● The request: Skip every image and restate the data word for word.

Dataset records
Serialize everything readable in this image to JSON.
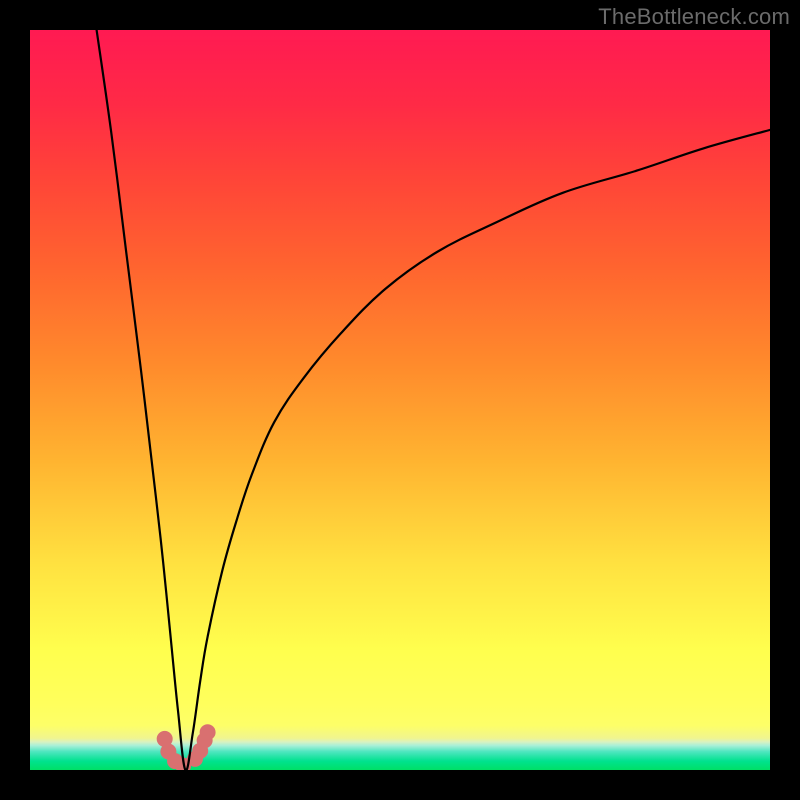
{
  "watermark": {
    "text": "TheBottleneck.com"
  },
  "chart_data": {
    "type": "line",
    "title": "",
    "xlabel": "",
    "ylabel": "",
    "xlim": [
      0,
      100
    ],
    "ylim": [
      0,
      100
    ],
    "note": "V-shaped bottleneck curve over vertical red→orange→yellow→green gradient. Minimum (zero bottleneck) at approximately x≈21. Left branch descends steeply from ~100% at x≈9 to 0% at x≈21. Right branch rises asymptotically toward ~87% as x→100. Small cluster of salmon-pink dot markers near the minimum.",
    "series": [
      {
        "name": "bottleneck_curve",
        "x": [
          9,
          11,
          13,
          15,
          17,
          18,
          19,
          20,
          21,
          22,
          23,
          24,
          26,
          28,
          30,
          33,
          37,
          42,
          48,
          55,
          63,
          72,
          82,
          91,
          100
        ],
        "values": [
          100,
          86,
          70,
          54,
          37,
          28,
          18,
          8,
          0,
          5,
          12,
          18,
          27,
          34,
          40,
          47,
          53,
          59,
          65,
          70,
          74,
          78,
          81,
          84,
          86.5
        ],
        "stroke": "#000000",
        "stroke_width": 2.2
      }
    ],
    "markers": [
      {
        "x": 18.2,
        "y": 4.2
      },
      {
        "x": 18.7,
        "y": 2.5
      },
      {
        "x": 19.6,
        "y": 1.2
      },
      {
        "x": 20.7,
        "y": 0.6
      },
      {
        "x": 22.3,
        "y": 1.5
      },
      {
        "x": 23.0,
        "y": 2.6
      },
      {
        "x": 23.6,
        "y": 4.0
      },
      {
        "x": 24.0,
        "y": 5.1
      }
    ],
    "marker_style": {
      "fill": "#d97070",
      "radius_px": 8
    },
    "gradient_stops": [
      {
        "pos": 0,
        "color": "#00e066"
      },
      {
        "pos": 5,
        "color": "#f0f590"
      },
      {
        "pos": 16,
        "color": "#ffff4e"
      },
      {
        "pos": 42,
        "color": "#ffb330"
      },
      {
        "pos": 68,
        "color": "#ff642f"
      },
      {
        "pos": 100,
        "color": "#ff1a52"
      }
    ]
  }
}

● Task output:
Serialize everything readable in this image to JSON.
{
  "watermark": {
    "text": "TheBottleneck.com"
  },
  "chart_data": {
    "type": "line",
    "title": "",
    "xlabel": "",
    "ylabel": "",
    "xlim": [
      0,
      100
    ],
    "ylim": [
      0,
      100
    ],
    "note": "V-shaped bottleneck curve over vertical red→orange→yellow→green gradient. Minimum (zero bottleneck) at approximately x≈21. Left branch descends steeply from ~100% at x≈9 to 0% at x≈21. Right branch rises asymptotically toward ~87% as x→100. Small cluster of salmon-pink dot markers near the minimum.",
    "series": [
      {
        "name": "bottleneck_curve",
        "x": [
          9,
          11,
          13,
          15,
          17,
          18,
          19,
          20,
          21,
          22,
          23,
          24,
          26,
          28,
          30,
          33,
          37,
          42,
          48,
          55,
          63,
          72,
          82,
          91,
          100
        ],
        "values": [
          100,
          86,
          70,
          54,
          37,
          28,
          18,
          8,
          0,
          5,
          12,
          18,
          27,
          34,
          40,
          47,
          53,
          59,
          65,
          70,
          74,
          78,
          81,
          84,
          86.5
        ],
        "stroke": "#000000",
        "stroke_width": 2.2
      }
    ],
    "markers": [
      {
        "x": 18.2,
        "y": 4.2
      },
      {
        "x": 18.7,
        "y": 2.5
      },
      {
        "x": 19.6,
        "y": 1.2
      },
      {
        "x": 20.7,
        "y": 0.6
      },
      {
        "x": 22.3,
        "y": 1.5
      },
      {
        "x": 23.0,
        "y": 2.6
      },
      {
        "x": 23.6,
        "y": 4.0
      },
      {
        "x": 24.0,
        "y": 5.1
      }
    ],
    "marker_style": {
      "fill": "#d97070",
      "radius_px": 8
    },
    "gradient_stops": [
      {
        "pos": 0,
        "color": "#00e066"
      },
      {
        "pos": 5,
        "color": "#f0f590"
      },
      {
        "pos": 16,
        "color": "#ffff4e"
      },
      {
        "pos": 42,
        "color": "#ffb330"
      },
      {
        "pos": 68,
        "color": "#ff642f"
      },
      {
        "pos": 100,
        "color": "#ff1a52"
      }
    ]
  }
}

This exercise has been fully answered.